__AIM OF THE EXERCISE__: Omit every image, and transcribe the remaining entries exactly as given.

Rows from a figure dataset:
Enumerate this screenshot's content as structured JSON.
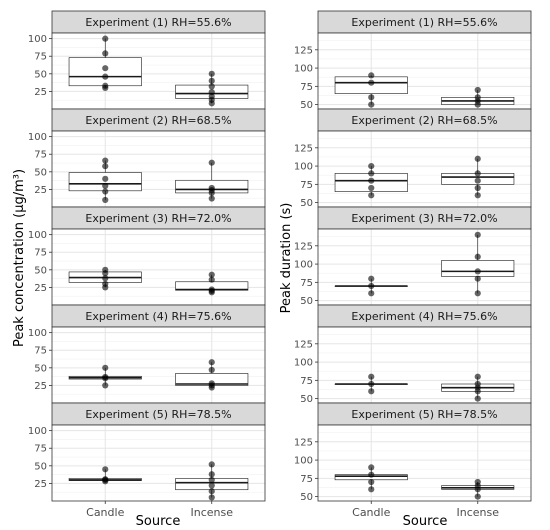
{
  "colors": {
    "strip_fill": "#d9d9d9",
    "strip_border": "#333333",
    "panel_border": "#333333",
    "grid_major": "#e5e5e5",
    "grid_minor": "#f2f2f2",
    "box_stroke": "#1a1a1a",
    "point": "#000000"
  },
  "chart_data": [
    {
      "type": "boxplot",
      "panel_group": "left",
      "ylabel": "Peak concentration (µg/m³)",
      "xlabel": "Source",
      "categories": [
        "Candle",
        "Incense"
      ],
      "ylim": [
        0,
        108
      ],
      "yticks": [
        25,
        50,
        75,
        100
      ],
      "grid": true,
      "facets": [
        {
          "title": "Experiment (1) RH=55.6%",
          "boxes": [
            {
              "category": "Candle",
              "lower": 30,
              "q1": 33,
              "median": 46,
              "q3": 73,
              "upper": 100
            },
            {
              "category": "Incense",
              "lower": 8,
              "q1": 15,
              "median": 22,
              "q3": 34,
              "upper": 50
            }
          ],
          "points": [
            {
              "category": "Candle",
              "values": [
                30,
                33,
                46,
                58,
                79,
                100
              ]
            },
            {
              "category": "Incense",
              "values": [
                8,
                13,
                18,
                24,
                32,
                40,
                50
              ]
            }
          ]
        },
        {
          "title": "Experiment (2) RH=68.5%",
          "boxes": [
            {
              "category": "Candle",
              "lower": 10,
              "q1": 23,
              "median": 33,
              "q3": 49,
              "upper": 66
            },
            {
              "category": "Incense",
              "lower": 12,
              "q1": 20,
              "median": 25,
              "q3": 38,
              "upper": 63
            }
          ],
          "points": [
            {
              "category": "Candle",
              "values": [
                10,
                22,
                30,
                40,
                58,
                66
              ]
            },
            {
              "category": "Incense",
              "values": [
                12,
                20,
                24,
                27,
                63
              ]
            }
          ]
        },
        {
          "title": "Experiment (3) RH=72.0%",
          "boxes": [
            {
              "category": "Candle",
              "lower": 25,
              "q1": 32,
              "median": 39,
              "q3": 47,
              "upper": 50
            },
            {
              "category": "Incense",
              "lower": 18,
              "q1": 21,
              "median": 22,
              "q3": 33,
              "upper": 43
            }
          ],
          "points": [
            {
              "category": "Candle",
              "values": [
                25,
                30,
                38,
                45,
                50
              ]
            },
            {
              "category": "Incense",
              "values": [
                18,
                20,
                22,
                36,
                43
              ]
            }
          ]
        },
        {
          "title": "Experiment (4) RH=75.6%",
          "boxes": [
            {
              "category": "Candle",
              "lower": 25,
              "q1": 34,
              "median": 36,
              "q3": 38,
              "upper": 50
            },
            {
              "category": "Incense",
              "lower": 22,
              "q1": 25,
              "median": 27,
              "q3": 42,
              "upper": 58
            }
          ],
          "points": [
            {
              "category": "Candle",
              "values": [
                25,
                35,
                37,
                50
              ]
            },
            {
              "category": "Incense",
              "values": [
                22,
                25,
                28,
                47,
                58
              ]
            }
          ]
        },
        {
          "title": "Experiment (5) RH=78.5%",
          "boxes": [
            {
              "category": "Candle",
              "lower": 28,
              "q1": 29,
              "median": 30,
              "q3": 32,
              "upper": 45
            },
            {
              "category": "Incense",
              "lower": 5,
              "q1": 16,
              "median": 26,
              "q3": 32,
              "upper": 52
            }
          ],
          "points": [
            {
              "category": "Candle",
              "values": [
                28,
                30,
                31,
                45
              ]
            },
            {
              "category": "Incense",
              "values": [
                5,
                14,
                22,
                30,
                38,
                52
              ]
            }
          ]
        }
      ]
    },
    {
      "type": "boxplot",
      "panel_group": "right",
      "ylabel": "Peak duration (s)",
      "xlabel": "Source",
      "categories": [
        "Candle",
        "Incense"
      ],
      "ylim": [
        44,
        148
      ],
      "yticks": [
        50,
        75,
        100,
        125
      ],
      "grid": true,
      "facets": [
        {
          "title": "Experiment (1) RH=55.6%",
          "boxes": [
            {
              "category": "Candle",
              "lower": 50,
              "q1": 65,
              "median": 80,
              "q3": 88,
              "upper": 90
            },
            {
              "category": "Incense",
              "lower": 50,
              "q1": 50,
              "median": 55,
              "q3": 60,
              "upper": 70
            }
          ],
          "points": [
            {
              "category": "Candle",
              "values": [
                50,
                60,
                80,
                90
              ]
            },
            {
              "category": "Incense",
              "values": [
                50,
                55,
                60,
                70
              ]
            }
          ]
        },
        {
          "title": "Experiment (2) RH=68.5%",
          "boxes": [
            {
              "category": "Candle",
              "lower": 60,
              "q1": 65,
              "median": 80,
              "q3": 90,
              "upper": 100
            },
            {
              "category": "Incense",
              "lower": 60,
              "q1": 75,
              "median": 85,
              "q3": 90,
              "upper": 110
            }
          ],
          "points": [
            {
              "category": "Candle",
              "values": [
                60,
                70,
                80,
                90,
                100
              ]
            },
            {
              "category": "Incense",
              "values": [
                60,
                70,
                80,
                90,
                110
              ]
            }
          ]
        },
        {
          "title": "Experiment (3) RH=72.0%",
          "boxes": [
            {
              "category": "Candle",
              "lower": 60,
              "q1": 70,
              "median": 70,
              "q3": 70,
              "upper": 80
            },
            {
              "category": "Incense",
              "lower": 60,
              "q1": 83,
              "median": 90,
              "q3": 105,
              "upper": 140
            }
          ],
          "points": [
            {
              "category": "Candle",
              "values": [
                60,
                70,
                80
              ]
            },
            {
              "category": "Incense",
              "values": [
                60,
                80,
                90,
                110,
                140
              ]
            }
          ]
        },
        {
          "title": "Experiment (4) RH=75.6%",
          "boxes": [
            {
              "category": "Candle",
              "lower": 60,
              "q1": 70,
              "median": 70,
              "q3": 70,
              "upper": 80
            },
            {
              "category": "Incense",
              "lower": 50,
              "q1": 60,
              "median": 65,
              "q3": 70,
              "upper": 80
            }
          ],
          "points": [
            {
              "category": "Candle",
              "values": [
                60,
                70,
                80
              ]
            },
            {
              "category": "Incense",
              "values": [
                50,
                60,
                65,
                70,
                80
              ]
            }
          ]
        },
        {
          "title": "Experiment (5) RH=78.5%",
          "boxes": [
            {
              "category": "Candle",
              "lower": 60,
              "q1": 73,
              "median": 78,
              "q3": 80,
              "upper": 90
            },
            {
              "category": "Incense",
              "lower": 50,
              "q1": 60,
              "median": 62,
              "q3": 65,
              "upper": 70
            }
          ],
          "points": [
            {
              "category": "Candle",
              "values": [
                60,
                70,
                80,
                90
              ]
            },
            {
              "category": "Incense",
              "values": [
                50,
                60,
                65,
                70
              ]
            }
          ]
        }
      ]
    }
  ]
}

__SOLUTION TO THIS EXERCISE__:
Enumerate this screenshot's content as structured JSON.
{
  "colors": {
    "strip_fill": "#d9d9d9",
    "strip_border": "#333333",
    "panel_border": "#333333",
    "grid_major": "#e5e5e5",
    "grid_minor": "#f2f2f2",
    "box_stroke": "#1a1a1a",
    "point": "#000000"
  },
  "chart_data": [
    {
      "type": "boxplot",
      "panel_group": "left",
      "ylabel": "Peak concentration (µg/m³)",
      "xlabel": "Source",
      "categories": [
        "Candle",
        "Incense"
      ],
      "ylim": [
        0,
        108
      ],
      "yticks": [
        25,
        50,
        75,
        100
      ],
      "grid": true,
      "facets": [
        {
          "title": "Experiment (1) RH=55.6%",
          "boxes": [
            {
              "category": "Candle",
              "lower": 30,
              "q1": 33,
              "median": 46,
              "q3": 73,
              "upper": 100
            },
            {
              "category": "Incense",
              "lower": 8,
              "q1": 15,
              "median": 22,
              "q3": 34,
              "upper": 50
            }
          ],
          "points": [
            {
              "category": "Candle",
              "values": [
                30,
                33,
                46,
                58,
                79,
                100
              ]
            },
            {
              "category": "Incense",
              "values": [
                8,
                13,
                18,
                24,
                32,
                40,
                50
              ]
            }
          ]
        },
        {
          "title": "Experiment (2) RH=68.5%",
          "boxes": [
            {
              "category": "Candle",
              "lower": 10,
              "q1": 23,
              "median": 33,
              "q3": 49,
              "upper": 66
            },
            {
              "category": "Incense",
              "lower": 12,
              "q1": 20,
              "median": 25,
              "q3": 38,
              "upper": 63
            }
          ],
          "points": [
            {
              "category": "Candle",
              "values": [
                10,
                22,
                30,
                40,
                58,
                66
              ]
            },
            {
              "category": "Incense",
              "values": [
                12,
                20,
                24,
                27,
                63
              ]
            }
          ]
        },
        {
          "title": "Experiment (3) RH=72.0%",
          "boxes": [
            {
              "category": "Candle",
              "lower": 25,
              "q1": 32,
              "median": 39,
              "q3": 47,
              "upper": 50
            },
            {
              "category": "Incense",
              "lower": 18,
              "q1": 21,
              "median": 22,
              "q3": 33,
              "upper": 43
            }
          ],
          "points": [
            {
              "category": "Candle",
              "values": [
                25,
                30,
                38,
                45,
                50
              ]
            },
            {
              "category": "Incense",
              "values": [
                18,
                20,
                22,
                36,
                43
              ]
            }
          ]
        },
        {
          "title": "Experiment (4) RH=75.6%",
          "boxes": [
            {
              "category": "Candle",
              "lower": 25,
              "q1": 34,
              "median": 36,
              "q3": 38,
              "upper": 50
            },
            {
              "category": "Incense",
              "lower": 22,
              "q1": 25,
              "median": 27,
              "q3": 42,
              "upper": 58
            }
          ],
          "points": [
            {
              "category": "Candle",
              "values": [
                25,
                35,
                37,
                50
              ]
            },
            {
              "category": "Incense",
              "values": [
                22,
                25,
                28,
                47,
                58
              ]
            }
          ]
        },
        {
          "title": "Experiment (5) RH=78.5%",
          "boxes": [
            {
              "category": "Candle",
              "lower": 28,
              "q1": 29,
              "median": 30,
              "q3": 32,
              "upper": 45
            },
            {
              "category": "Incense",
              "lower": 5,
              "q1": 16,
              "median": 26,
              "q3": 32,
              "upper": 52
            }
          ],
          "points": [
            {
              "category": "Candle",
              "values": [
                28,
                30,
                31,
                45
              ]
            },
            {
              "category": "Incense",
              "values": [
                5,
                14,
                22,
                30,
                38,
                52
              ]
            }
          ]
        }
      ]
    },
    {
      "type": "boxplot",
      "panel_group": "right",
      "ylabel": "Peak duration (s)",
      "xlabel": "Source",
      "categories": [
        "Candle",
        "Incense"
      ],
      "ylim": [
        44,
        148
      ],
      "yticks": [
        50,
        75,
        100,
        125
      ],
      "grid": true,
      "facets": [
        {
          "title": "Experiment (1) RH=55.6%",
          "boxes": [
            {
              "category": "Candle",
              "lower": 50,
              "q1": 65,
              "median": 80,
              "q3": 88,
              "upper": 90
            },
            {
              "category": "Incense",
              "lower": 50,
              "q1": 50,
              "median": 55,
              "q3": 60,
              "upper": 70
            }
          ],
          "points": [
            {
              "category": "Candle",
              "values": [
                50,
                60,
                80,
                90
              ]
            },
            {
              "category": "Incense",
              "values": [
                50,
                55,
                60,
                70
              ]
            }
          ]
        },
        {
          "title": "Experiment (2) RH=68.5%",
          "boxes": [
            {
              "category": "Candle",
              "lower": 60,
              "q1": 65,
              "median": 80,
              "q3": 90,
              "upper": 100
            },
            {
              "category": "Incense",
              "lower": 60,
              "q1": 75,
              "median": 85,
              "q3": 90,
              "upper": 110
            }
          ],
          "points": [
            {
              "category": "Candle",
              "values": [
                60,
                70,
                80,
                90,
                100
              ]
            },
            {
              "category": "Incense",
              "values": [
                60,
                70,
                80,
                90,
                110
              ]
            }
          ]
        },
        {
          "title": "Experiment (3) RH=72.0%",
          "boxes": [
            {
              "category": "Candle",
              "lower": 60,
              "q1": 70,
              "median": 70,
              "q3": 70,
              "upper": 80
            },
            {
              "category": "Incense",
              "lower": 60,
              "q1": 83,
              "median": 90,
              "q3": 105,
              "upper": 140
            }
          ],
          "points": [
            {
              "category": "Candle",
              "values": [
                60,
                70,
                80
              ]
            },
            {
              "category": "Incense",
              "values": [
                60,
                80,
                90,
                110,
                140
              ]
            }
          ]
        },
        {
          "title": "Experiment (4) RH=75.6%",
          "boxes": [
            {
              "category": "Candle",
              "lower": 60,
              "q1": 70,
              "median": 70,
              "q3": 70,
              "upper": 80
            },
            {
              "category": "Incense",
              "lower": 50,
              "q1": 60,
              "median": 65,
              "q3": 70,
              "upper": 80
            }
          ],
          "points": [
            {
              "category": "Candle",
              "values": [
                60,
                70,
                80
              ]
            },
            {
              "category": "Incense",
              "values": [
                50,
                60,
                65,
                70,
                80
              ]
            }
          ]
        },
        {
          "title": "Experiment (5) RH=78.5%",
          "boxes": [
            {
              "category": "Candle",
              "lower": 60,
              "q1": 73,
              "median": 78,
              "q3": 80,
              "upper": 90
            },
            {
              "category": "Incense",
              "lower": 50,
              "q1": 60,
              "median": 62,
              "q3": 65,
              "upper": 70
            }
          ],
          "points": [
            {
              "category": "Candle",
              "values": [
                60,
                70,
                80,
                90
              ]
            },
            {
              "category": "Incense",
              "values": [
                50,
                60,
                65,
                70
              ]
            }
          ]
        }
      ]
    }
  ]
}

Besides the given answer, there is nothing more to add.